**Stated problem**
Print the entire listing. Each line must match the original exactly.

--- START Entries provided ---

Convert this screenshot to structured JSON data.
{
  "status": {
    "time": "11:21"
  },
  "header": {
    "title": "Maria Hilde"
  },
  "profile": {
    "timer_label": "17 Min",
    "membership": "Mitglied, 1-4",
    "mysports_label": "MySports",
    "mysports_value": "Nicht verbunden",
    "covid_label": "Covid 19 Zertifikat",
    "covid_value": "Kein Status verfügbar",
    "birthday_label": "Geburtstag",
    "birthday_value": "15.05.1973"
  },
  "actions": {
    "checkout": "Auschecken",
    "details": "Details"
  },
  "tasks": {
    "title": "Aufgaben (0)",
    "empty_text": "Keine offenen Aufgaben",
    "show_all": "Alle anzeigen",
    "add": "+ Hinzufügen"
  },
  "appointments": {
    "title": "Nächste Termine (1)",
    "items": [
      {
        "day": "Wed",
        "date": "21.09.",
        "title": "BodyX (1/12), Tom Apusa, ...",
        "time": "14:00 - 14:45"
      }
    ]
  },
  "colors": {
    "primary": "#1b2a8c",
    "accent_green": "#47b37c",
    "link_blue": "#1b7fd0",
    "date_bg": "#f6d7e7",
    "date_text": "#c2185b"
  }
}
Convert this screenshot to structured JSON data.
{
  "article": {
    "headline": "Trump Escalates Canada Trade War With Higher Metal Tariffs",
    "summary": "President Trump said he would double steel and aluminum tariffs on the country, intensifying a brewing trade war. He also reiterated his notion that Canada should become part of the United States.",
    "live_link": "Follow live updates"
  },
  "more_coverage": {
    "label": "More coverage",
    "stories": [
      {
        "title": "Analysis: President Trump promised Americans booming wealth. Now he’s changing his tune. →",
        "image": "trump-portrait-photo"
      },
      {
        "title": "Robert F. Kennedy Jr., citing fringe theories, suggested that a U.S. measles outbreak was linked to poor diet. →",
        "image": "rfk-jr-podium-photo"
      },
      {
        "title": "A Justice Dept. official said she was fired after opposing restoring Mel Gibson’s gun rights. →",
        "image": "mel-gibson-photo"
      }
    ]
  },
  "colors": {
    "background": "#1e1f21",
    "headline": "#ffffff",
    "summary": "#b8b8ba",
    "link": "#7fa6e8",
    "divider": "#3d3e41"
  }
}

--- END Entries provided ---

**Answer to the problem**
Convert this screenshot to structured JSON data.
{
  "status": {
    "time": "11:21"
  },
  "header": {
    "title": "Maria Hilde"
  },
  "profile": {
    "timer_label": "17 Min",
    "membership": "Mitglied, 1-4",
    "mysports_label": "MySports",
    "mysports_value": "Nicht verbunden",
    "covid_label": "Covid 19 Zertifikat",
    "covid_value": "Kein Status verfügbar",
    "birthday_label": "Geburtstag",
    "birthday_value": "15.05.1973"
  },
  "actions": {
    "checkout": "Auschecken",
    "details": "Details"
  },
  "tasks": {
    "title": "Aufgaben (0)",
    "empty_text": "Keine offenen Aufgaben",
    "show_all": "Alle anzeigen",
    "add": "+ Hinzufügen"
  },
  "appointments": {
    "title": "Nächste Termine (1)",
    "items": [
      {
        "day": "Wed",
        "date": "21.09.",
        "title": "BodyX (1/12), Tom Apusa, ...",
        "time": "14:00 - 14:45"
      }
    ]
  },
  "colors": {
    "primary": "#1b2a8c",
    "accent_green": "#47b37c",
    "link_blue": "#1b7fd0",
    "date_bg": "#f6d7e7",
    "date_text": "#c2185b"
  }
}
Convert this screenshot to structured JSON data.
{
  "article": {
    "headline": "Trump Escalates Canada Trade War With Higher Metal Tariffs",
    "summary": "President Trump said he would double steel and aluminum tariffs on the country, intensifying a brewing trade war. He also reiterated his notion that Canada should become part of the United States.",
    "live_link": "Follow live updates"
  },
  "more_coverage": {
    "label": "More coverage",
    "stories": [
      {
        "title": "Analysis: President Trump promised Americans booming wealth. Now he’s changing his tune. →",
        "image": "trump-portrait-photo"
      },
      {
        "title": "Robert F. Kennedy Jr., citing fringe theories, suggested that a U.S. measles outbreak was linked to poor diet. →",
        "image": "rfk-jr-podium-photo"
      },
      {
        "title": "A Justice Dept. official said she was fired after opposing restoring Mel Gibson’s gun rights. →",
        "image": "mel-gibson-photo"
      }
    ]
  },
  "colors": {
    "background": "#1e1f21",
    "headline": "#ffffff",
    "summary": "#b8b8ba",
    "link": "#7fa6e8",
    "divider": "#3d3e41"
  }
}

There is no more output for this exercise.